(Beginning of Data for analysis)

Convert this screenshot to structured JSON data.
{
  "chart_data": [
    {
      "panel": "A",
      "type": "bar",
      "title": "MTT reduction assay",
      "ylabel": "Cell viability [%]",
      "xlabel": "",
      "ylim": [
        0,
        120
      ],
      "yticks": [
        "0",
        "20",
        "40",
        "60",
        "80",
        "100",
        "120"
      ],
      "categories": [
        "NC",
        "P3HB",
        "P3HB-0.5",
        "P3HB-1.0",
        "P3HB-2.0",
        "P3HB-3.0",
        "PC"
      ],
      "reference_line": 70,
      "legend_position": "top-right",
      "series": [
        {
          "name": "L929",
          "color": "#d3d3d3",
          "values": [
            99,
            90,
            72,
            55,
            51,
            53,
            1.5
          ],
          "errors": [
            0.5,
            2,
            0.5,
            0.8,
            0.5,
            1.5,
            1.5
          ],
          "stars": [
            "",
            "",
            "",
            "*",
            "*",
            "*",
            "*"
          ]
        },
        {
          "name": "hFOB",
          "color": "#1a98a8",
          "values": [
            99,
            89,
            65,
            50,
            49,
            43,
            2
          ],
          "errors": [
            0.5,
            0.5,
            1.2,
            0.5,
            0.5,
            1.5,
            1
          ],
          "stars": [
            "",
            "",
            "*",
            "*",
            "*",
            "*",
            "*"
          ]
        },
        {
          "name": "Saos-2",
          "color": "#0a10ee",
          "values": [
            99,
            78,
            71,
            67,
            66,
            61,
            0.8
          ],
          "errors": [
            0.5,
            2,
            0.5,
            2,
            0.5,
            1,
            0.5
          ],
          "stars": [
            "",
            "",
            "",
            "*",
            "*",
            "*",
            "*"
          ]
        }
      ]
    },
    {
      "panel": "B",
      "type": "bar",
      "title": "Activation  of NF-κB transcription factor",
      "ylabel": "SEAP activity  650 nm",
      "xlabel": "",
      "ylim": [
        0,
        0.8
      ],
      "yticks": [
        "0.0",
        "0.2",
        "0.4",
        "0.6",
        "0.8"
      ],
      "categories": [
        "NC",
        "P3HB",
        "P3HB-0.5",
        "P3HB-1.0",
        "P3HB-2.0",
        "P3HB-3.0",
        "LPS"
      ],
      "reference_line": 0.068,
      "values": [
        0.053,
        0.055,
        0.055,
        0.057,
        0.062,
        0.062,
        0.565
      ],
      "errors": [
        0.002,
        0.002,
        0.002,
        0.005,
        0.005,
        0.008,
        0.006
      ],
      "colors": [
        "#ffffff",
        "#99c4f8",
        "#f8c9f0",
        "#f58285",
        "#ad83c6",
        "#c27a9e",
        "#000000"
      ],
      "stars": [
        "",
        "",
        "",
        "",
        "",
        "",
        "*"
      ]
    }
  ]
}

(End of Data for analysis)
(Beginning of Data for analysis)

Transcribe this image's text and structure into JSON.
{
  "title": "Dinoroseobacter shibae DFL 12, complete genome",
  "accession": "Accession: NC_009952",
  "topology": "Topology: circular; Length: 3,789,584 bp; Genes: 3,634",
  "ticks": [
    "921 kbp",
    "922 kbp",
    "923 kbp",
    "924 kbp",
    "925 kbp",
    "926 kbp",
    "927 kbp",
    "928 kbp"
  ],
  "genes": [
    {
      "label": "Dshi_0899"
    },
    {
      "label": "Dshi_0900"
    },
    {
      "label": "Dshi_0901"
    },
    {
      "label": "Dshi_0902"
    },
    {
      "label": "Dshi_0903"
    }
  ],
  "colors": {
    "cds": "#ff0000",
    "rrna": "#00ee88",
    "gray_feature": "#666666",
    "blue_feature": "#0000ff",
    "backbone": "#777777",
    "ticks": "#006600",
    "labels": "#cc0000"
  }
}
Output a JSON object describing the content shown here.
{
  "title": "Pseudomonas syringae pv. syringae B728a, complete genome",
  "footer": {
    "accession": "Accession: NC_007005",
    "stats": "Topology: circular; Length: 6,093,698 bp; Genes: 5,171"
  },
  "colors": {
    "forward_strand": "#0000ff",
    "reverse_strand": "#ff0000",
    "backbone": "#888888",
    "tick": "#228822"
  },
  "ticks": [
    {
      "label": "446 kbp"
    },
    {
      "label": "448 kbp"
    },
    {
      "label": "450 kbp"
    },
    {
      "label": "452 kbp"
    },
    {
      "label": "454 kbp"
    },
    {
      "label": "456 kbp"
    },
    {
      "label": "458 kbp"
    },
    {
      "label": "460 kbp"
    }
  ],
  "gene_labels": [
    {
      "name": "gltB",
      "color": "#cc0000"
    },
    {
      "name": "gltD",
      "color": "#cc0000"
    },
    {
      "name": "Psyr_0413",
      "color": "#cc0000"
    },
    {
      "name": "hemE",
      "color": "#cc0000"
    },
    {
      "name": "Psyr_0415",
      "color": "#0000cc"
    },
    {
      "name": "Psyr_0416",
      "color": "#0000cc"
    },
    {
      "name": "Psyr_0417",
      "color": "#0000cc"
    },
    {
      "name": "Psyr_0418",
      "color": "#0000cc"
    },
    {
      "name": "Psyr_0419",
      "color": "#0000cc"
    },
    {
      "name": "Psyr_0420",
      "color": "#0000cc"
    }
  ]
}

(End of Data for analysis)
(Beginning of Data for analysis)

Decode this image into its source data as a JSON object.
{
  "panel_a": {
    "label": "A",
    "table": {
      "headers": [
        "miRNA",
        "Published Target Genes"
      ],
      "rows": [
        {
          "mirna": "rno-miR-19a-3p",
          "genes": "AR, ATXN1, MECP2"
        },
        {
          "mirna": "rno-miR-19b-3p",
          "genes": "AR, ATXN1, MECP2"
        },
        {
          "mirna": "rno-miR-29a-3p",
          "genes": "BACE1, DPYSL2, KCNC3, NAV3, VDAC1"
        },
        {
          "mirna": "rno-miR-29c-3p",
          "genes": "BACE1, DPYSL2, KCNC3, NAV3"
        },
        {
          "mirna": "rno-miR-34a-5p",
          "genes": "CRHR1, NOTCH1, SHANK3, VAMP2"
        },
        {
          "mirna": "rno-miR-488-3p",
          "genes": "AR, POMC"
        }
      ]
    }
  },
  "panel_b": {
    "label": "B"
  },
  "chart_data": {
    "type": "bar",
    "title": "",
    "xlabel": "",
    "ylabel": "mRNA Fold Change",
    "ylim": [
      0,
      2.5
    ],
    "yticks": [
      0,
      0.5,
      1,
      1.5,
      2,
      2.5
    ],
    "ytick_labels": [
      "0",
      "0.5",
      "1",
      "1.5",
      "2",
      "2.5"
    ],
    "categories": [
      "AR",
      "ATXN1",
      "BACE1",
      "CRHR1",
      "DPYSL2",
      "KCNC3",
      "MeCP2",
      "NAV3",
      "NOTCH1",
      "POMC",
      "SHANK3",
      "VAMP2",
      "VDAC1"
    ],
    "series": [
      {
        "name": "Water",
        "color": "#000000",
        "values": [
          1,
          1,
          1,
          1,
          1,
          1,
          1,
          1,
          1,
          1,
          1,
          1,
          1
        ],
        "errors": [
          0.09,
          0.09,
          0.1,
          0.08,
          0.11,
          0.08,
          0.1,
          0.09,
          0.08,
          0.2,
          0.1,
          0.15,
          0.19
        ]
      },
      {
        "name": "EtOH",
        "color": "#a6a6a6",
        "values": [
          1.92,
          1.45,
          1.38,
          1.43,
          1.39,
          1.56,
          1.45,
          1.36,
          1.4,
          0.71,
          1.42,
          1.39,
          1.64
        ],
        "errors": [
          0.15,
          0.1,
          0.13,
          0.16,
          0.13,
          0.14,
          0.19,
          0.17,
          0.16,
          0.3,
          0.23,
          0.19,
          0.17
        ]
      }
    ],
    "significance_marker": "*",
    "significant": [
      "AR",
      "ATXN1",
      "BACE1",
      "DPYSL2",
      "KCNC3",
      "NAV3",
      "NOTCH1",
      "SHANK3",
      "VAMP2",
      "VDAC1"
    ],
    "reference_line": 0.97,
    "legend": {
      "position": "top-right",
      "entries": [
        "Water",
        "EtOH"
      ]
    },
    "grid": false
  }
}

(End of Data for analysis)

--- Prompt ---
What lines above contain the word "this"? Return each such line.

--- Completed task ---
Convert this screenshot to structured JSON data.
Transcribe this image's text and structure into JSON.
Decode this image into its source data as a JSON object.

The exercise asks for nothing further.